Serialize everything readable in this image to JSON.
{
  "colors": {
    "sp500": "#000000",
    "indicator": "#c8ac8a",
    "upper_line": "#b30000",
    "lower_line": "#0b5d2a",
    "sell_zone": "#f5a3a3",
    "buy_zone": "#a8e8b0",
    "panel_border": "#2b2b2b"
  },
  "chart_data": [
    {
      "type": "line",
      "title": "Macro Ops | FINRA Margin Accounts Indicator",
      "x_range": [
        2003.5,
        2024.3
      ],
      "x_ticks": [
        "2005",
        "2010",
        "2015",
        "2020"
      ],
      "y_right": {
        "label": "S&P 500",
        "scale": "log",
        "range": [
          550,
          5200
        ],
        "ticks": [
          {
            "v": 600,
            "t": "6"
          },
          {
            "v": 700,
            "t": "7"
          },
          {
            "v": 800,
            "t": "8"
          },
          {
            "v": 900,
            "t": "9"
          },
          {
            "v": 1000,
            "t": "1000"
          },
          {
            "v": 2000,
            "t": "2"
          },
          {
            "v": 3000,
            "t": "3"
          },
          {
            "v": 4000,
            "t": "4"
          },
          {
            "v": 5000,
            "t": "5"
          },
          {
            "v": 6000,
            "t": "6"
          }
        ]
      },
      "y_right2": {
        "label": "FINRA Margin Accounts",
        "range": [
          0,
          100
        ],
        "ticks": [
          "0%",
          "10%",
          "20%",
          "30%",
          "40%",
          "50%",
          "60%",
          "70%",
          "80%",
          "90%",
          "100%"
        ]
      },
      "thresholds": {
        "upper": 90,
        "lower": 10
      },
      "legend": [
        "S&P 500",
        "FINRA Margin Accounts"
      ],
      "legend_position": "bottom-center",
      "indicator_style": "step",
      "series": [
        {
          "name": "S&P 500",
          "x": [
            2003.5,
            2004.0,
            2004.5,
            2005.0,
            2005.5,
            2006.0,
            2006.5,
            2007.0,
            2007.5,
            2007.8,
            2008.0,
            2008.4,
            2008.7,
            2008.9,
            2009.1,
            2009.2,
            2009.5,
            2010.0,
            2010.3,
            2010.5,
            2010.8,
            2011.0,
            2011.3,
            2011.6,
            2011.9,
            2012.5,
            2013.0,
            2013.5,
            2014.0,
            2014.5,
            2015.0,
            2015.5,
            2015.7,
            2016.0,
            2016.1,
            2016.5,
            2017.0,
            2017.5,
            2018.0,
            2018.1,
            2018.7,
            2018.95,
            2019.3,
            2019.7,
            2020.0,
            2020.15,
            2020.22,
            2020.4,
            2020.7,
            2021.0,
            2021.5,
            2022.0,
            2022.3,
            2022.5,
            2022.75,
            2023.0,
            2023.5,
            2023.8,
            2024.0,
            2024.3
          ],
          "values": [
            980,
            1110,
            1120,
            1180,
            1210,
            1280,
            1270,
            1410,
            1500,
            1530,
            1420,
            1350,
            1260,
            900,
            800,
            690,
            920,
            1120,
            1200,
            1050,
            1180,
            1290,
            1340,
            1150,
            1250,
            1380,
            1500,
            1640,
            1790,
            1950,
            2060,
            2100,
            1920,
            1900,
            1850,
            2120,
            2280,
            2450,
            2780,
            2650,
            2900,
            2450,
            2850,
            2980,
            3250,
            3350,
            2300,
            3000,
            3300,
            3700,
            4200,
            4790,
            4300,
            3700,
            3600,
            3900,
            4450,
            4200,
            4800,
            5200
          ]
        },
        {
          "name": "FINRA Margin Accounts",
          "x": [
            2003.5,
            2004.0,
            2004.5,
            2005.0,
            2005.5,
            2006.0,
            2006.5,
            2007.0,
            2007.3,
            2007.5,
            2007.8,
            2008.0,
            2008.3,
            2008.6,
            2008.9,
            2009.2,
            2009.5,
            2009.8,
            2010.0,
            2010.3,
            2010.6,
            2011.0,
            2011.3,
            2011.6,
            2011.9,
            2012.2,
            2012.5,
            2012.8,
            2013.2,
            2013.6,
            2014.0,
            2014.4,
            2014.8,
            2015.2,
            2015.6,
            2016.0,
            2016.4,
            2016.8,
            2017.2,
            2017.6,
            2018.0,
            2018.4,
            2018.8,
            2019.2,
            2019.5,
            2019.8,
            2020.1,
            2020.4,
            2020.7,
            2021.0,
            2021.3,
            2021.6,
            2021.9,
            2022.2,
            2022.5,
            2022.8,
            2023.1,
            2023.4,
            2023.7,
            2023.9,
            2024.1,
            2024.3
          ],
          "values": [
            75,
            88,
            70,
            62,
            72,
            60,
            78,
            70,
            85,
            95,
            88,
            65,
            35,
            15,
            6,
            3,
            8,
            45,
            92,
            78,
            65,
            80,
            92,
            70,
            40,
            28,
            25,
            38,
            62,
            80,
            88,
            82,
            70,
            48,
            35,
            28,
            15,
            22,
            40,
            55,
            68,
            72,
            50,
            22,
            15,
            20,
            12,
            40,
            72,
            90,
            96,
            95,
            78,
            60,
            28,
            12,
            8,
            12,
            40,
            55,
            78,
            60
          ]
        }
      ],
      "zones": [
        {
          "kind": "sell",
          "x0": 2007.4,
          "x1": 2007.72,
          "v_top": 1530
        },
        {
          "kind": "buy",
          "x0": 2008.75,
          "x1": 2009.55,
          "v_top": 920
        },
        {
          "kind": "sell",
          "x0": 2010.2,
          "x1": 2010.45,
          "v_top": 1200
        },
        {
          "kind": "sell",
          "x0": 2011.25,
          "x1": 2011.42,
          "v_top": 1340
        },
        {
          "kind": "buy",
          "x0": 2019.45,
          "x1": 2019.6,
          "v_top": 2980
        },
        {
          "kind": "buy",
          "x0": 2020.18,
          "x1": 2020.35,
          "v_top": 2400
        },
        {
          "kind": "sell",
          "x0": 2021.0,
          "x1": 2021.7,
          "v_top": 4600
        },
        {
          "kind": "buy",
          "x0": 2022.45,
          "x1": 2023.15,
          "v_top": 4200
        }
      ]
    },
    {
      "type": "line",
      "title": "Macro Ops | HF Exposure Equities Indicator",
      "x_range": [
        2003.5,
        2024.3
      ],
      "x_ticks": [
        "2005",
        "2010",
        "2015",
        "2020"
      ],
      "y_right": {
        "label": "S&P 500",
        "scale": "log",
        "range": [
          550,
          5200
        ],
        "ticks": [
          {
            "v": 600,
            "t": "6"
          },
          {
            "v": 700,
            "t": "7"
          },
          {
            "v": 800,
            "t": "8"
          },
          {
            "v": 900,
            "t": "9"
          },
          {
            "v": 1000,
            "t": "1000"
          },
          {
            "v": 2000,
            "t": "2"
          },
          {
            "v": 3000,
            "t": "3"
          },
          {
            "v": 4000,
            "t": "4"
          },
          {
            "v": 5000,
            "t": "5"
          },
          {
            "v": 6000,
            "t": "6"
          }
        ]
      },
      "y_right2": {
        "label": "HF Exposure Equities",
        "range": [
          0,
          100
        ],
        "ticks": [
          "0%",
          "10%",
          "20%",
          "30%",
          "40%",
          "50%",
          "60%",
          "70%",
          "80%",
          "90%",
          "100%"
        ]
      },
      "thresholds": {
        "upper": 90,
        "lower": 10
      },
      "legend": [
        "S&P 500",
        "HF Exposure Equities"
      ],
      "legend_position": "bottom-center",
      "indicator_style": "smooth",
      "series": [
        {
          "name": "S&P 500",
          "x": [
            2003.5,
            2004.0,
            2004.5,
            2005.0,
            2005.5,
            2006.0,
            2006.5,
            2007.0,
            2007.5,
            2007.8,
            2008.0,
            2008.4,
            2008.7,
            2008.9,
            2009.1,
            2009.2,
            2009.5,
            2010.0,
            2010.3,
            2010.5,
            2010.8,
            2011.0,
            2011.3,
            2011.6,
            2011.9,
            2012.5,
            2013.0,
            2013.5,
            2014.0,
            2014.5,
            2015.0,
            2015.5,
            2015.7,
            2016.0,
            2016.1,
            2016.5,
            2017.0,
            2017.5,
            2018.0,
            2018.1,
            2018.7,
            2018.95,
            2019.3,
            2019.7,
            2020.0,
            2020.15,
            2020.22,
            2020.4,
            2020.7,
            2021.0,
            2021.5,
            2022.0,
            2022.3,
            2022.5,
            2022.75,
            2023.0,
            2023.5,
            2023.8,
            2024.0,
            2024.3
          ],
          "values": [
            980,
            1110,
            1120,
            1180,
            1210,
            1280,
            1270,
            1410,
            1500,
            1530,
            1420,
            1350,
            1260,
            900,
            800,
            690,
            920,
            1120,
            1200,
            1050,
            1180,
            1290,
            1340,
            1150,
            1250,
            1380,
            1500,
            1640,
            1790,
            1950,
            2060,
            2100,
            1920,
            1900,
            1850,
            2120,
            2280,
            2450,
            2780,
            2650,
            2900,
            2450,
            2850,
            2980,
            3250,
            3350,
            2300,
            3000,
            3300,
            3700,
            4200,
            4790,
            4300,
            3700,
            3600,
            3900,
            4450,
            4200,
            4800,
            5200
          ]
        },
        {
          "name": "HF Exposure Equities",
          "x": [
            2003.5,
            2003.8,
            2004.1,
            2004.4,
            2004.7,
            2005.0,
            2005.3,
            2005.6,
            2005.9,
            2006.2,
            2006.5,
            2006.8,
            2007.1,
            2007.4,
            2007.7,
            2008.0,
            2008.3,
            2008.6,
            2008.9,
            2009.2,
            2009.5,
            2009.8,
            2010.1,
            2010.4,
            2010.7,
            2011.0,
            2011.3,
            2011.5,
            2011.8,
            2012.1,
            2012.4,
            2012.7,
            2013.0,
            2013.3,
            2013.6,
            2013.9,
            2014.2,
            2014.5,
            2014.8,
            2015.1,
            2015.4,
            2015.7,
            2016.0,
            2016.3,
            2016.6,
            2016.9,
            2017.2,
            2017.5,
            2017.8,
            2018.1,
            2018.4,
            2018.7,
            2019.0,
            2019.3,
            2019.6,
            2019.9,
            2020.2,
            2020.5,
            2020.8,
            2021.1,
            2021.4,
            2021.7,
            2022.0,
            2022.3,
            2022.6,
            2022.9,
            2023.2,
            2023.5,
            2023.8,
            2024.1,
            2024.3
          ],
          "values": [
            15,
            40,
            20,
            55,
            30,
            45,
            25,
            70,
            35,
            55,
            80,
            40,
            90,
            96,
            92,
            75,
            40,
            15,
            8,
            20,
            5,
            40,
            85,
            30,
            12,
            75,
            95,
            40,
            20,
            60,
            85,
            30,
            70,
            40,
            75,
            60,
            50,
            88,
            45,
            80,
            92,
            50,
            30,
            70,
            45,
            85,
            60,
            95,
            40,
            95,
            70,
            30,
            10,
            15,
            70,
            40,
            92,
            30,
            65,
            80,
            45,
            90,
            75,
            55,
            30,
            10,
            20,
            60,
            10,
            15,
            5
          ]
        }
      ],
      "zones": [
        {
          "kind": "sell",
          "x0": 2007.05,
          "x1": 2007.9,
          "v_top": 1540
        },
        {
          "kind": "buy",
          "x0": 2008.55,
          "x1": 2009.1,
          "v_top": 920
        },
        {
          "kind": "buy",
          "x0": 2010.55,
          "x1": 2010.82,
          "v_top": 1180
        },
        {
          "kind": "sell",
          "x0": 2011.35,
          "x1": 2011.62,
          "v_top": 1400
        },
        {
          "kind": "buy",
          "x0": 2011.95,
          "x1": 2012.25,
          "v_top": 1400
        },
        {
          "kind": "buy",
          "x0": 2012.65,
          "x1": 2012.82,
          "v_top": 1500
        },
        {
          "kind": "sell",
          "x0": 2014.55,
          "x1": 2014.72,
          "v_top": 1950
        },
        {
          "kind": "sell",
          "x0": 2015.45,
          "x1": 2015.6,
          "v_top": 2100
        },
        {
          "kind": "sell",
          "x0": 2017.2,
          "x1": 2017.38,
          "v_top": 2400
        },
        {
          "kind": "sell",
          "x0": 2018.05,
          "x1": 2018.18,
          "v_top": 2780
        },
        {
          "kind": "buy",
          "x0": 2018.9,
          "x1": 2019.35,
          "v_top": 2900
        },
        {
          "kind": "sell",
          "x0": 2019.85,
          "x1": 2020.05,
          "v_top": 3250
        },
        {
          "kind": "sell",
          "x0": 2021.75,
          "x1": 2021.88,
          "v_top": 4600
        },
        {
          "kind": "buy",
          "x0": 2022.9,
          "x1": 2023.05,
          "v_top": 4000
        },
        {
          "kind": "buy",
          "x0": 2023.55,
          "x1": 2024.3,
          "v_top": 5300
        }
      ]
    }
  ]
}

----------------

### Task details
Across the material above, how many lines include the string "FINRA"? Only the number is wanted.

### Correct answer
4